[Data records]
——
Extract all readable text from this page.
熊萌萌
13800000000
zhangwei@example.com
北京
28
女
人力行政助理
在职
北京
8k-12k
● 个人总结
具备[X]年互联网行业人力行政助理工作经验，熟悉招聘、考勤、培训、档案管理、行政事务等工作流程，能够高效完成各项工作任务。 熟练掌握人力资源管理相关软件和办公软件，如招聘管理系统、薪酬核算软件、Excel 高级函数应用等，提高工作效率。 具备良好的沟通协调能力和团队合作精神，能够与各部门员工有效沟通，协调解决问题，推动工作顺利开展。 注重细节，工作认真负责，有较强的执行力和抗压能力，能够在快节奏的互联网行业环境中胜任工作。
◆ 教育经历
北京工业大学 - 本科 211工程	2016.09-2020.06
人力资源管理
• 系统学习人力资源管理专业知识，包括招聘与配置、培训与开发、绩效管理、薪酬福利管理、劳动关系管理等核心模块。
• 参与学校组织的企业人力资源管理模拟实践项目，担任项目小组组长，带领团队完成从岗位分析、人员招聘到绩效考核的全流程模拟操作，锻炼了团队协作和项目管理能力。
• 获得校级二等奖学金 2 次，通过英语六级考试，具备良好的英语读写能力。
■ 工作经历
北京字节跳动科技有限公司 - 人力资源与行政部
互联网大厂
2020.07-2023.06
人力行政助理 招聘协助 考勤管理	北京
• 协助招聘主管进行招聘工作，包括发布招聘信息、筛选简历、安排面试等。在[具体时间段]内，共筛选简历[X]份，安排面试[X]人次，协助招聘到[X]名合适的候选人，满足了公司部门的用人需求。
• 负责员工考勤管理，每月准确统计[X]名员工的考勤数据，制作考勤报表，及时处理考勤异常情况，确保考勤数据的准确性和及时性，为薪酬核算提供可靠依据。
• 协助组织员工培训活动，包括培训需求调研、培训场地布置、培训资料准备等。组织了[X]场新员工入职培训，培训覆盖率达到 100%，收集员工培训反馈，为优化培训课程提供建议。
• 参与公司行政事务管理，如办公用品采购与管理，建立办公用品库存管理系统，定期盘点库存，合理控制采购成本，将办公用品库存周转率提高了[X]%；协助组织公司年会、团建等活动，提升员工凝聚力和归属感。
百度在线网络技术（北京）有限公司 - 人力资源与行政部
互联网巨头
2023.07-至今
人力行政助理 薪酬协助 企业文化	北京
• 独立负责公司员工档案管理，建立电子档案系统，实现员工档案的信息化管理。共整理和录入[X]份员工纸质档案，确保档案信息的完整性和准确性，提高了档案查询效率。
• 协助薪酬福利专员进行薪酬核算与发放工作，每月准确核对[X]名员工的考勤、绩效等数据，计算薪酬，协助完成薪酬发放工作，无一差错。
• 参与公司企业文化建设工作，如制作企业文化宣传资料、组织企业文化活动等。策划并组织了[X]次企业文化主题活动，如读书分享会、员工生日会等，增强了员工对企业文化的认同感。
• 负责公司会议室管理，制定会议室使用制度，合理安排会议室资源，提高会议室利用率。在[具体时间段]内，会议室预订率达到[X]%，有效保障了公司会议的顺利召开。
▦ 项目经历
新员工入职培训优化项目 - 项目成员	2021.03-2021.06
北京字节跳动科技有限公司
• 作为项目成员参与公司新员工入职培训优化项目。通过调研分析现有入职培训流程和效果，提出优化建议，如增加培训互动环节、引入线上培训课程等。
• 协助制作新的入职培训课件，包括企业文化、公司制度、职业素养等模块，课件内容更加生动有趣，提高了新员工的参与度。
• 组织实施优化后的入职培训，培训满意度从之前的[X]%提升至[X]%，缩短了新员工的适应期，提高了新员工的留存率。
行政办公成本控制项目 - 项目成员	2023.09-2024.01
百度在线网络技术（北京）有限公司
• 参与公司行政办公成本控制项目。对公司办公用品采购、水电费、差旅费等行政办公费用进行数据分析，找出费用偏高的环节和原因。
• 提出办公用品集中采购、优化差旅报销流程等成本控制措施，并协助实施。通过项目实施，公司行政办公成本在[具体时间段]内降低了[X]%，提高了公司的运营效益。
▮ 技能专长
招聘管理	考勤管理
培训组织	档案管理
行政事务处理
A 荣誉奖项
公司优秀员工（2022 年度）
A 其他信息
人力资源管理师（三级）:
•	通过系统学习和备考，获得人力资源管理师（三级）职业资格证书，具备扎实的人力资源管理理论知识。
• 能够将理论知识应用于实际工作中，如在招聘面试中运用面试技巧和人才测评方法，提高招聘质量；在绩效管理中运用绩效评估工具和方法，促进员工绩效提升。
——
[Exercise]
Restate the whole listing exactly, leaving out nothing.

[Task answer]
Extract all readable text from this page.
熊萌萌
13800000000
zhangwei@example.com
北京
28
女
人力行政助理
在职
北京
8k-12k
● 个人总结
具备[X]年互联网行业人力行政助理工作经验，熟悉招聘、考勤、培训、档案管理、行政事务等工作流程，能够高效完成各项工作任务。 熟练掌握人力资源管理相关软件和办公软件，如招聘管理系统、薪酬核算软件、Excel 高级函数应用等，提高工作效率。 具备良好的沟通协调能力和团队合作精神，能够与各部门员工有效沟通，协调解决问题，推动工作顺利开展。 注重细节，工作认真负责，有较强的执行力和抗压能力，能够在快节奏的互联网行业环境中胜任工作。
◆ 教育经历
北京工业大学 - 本科 211工程	2016.09-2020.06
人力资源管理
• 系统学习人力资源管理专业知识，包括招聘与配置、培训与开发、绩效管理、薪酬福利管理、劳动关系管理等核心模块。
• 参与学校组织的企业人力资源管理模拟实践项目，担任项目小组组长，带领团队完成从岗位分析、人员招聘到绩效考核的全流程模拟操作，锻炼了团队协作和项目管理能力。
• 获得校级二等奖学金 2 次，通过英语六级考试，具备良好的英语读写能力。
■ 工作经历
北京字节跳动科技有限公司 - 人力资源与行政部
互联网大厂
2020.07-2023.06
人力行政助理 招聘协助 考勤管理	北京
• 协助招聘主管进行招聘工作，包括发布招聘信息、筛选简历、安排面试等。在[具体时间段]内，共筛选简历[X]份，安排面试[X]人次，协助招聘到[X]名合适的候选人，满足了公司部门的用人需求。
• 负责员工考勤管理，每月准确统计[X]名员工的考勤数据，制作考勤报表，及时处理考勤异常情况，确保考勤数据的准确性和及时性，为薪酬核算提供可靠依据。
• 协助组织员工培训活动，包括培训需求调研、培训场地布置、培训资料准备等。组织了[X]场新员工入职培训，培训覆盖率达到 100%，收集员工培训反馈，为优化培训课程提供建议。
• 参与公司行政事务管理，如办公用品采购与管理，建立办公用品库存管理系统，定期盘点库存，合理控制采购成本，将办公用品库存周转率提高了[X]%；协助组织公司年会、团建等活动，提升员工凝聚力和归属感。
百度在线网络技术（北京）有限公司 - 人力资源与行政部
互联网巨头
2023.07-至今
人力行政助理 薪酬协助 企业文化	北京
• 独立负责公司员工档案管理，建立电子档案系统，实现员工档案的信息化管理。共整理和录入[X]份员工纸质档案，确保档案信息的完整性和准确性，提高了档案查询效率。
• 协助薪酬福利专员进行薪酬核算与发放工作，每月准确核对[X]名员工的考勤、绩效等数据，计算薪酬，协助完成薪酬发放工作，无一差错。
• 参与公司企业文化建设工作，如制作企业文化宣传资料、组织企业文化活动等。策划并组织了[X]次企业文化主题活动，如读书分享会、员工生日会等，增强了员工对企业文化的认同感。
• 负责公司会议室管理，制定会议室使用制度，合理安排会议室资源，提高会议室利用率。在[具体时间段]内，会议室预订率达到[X]%，有效保障了公司会议的顺利召开。
▦ 项目经历
新员工入职培训优化项目 - 项目成员	2021.03-2021.06
北京字节跳动科技有限公司
• 作为项目成员参与公司新员工入职培训优化项目。通过调研分析现有入职培训流程和效果，提出优化建议，如增加培训互动环节、引入线上培训课程等。
• 协助制作新的入职培训课件，包括企业文化、公司制度、职业素养等模块，课件内容更加生动有趣，提高了新员工的参与度。
• 组织实施优化后的入职培训，培训满意度从之前的[X]%提升至[X]%，缩短了新员工的适应期，提高了新员工的留存率。
行政办公成本控制项目 - 项目成员	2023.09-2024.01
百度在线网络技术（北京）有限公司
• 参与公司行政办公成本控制项目。对公司办公用品采购、水电费、差旅费等行政办公费用进行数据分析，找出费用偏高的环节和原因。
• 提出办公用品集中采购、优化差旅报销流程等成本控制措施，并协助实施。通过项目实施，公司行政办公成本在[具体时间段]内降低了[X]%，提高了公司的运营效益。
▮ 技能专长
招聘管理	考勤管理
培训组织	档案管理
行政事务处理
A 荣誉奖项
公司优秀员工（2022 年度）
A 其他信息
人力资源管理师（三级）:
•	通过系统学习和备考，获得人力资源管理师（三级）职业资格证书，具备扎实的人力资源管理理论知识。
• 能够将理论知识应用于实际工作中，如在招聘面试中运用面试技巧和人才测评方法，提高招聘质量；在绩效管理中运用绩效评估工具和方法，促进员工绩效提升。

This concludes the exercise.